§ **RECORDS SUPPLIED**:
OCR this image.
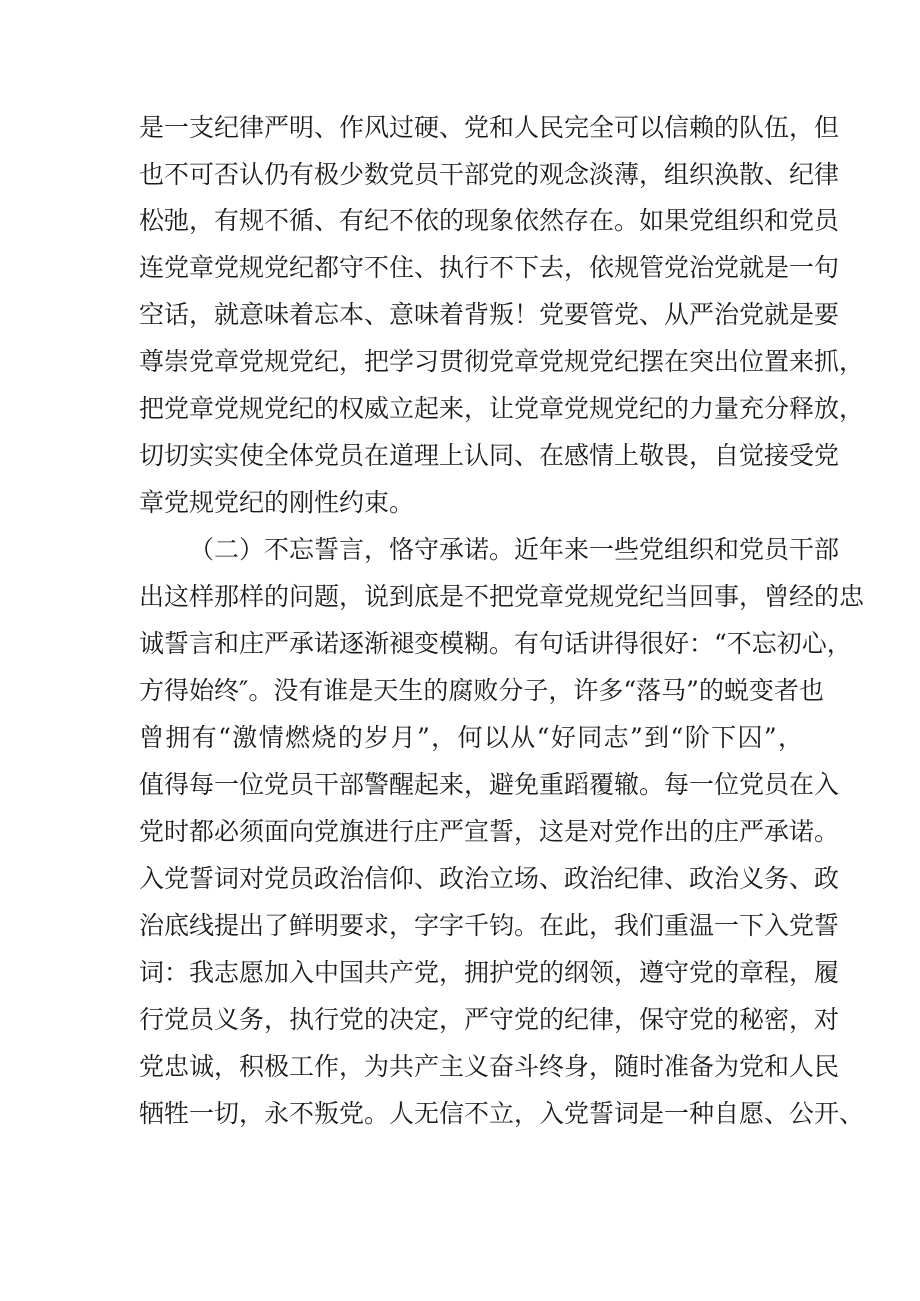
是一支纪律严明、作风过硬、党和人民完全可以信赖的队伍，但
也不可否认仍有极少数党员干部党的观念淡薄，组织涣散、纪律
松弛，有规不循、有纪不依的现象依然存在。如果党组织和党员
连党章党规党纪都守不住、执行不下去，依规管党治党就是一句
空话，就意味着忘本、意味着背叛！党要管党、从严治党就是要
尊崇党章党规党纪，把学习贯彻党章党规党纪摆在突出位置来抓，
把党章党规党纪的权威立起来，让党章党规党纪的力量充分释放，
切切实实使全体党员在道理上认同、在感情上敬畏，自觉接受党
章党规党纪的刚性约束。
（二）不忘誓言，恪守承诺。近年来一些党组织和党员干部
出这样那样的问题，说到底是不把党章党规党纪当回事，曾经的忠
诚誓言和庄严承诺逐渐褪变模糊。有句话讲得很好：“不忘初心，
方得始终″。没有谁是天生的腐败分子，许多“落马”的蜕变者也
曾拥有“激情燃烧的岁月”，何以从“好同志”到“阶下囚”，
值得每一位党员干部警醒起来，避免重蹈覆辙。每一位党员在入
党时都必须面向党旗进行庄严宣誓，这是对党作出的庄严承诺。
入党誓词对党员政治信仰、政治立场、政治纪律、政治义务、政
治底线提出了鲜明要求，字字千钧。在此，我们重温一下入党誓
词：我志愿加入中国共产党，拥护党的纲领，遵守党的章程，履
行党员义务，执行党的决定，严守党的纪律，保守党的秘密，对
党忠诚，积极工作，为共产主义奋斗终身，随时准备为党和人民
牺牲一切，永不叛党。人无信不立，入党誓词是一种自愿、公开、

---

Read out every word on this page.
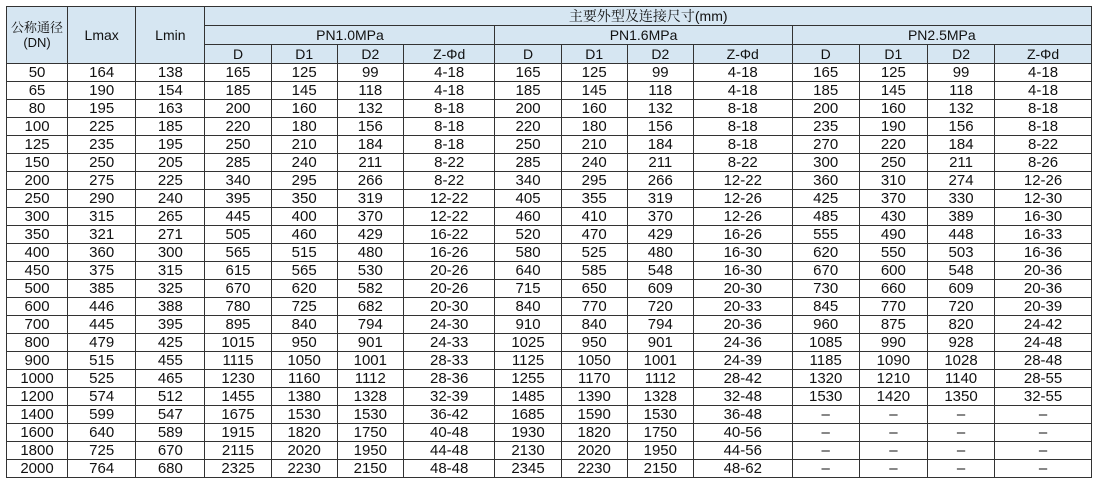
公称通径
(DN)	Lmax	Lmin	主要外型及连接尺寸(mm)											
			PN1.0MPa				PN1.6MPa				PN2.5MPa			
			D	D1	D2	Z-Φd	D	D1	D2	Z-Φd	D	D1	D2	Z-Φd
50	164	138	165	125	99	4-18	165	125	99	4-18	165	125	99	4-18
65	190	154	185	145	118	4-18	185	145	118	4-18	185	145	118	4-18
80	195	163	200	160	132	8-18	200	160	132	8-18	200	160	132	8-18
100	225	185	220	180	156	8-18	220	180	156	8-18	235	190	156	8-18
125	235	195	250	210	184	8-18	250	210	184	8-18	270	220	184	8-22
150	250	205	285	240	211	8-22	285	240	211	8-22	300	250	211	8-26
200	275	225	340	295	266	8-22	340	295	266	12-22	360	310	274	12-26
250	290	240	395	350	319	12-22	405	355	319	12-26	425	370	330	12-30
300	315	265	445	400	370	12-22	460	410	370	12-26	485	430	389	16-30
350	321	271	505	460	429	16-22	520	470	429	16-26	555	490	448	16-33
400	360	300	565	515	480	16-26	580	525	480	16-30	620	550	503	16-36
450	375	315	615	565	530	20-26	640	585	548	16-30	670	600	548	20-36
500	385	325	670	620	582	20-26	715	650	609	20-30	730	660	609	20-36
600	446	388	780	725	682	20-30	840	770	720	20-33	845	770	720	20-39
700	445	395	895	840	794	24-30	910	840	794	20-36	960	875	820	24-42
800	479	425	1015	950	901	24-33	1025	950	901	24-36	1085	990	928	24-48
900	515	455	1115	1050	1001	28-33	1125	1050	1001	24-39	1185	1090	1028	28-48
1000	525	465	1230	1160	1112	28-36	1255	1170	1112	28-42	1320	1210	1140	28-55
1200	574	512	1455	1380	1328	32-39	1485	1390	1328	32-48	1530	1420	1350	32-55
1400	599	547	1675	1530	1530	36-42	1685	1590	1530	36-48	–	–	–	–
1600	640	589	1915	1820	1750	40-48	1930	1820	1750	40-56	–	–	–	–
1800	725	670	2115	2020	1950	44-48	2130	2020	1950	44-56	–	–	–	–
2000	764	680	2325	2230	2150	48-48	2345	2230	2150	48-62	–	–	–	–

§ **WHAT THE EXERCISE ASKS**: Where a line of the data holds "this", show that line.

§ **OUTPUT BELOW**:
OCR this image.
Read out every word on this page.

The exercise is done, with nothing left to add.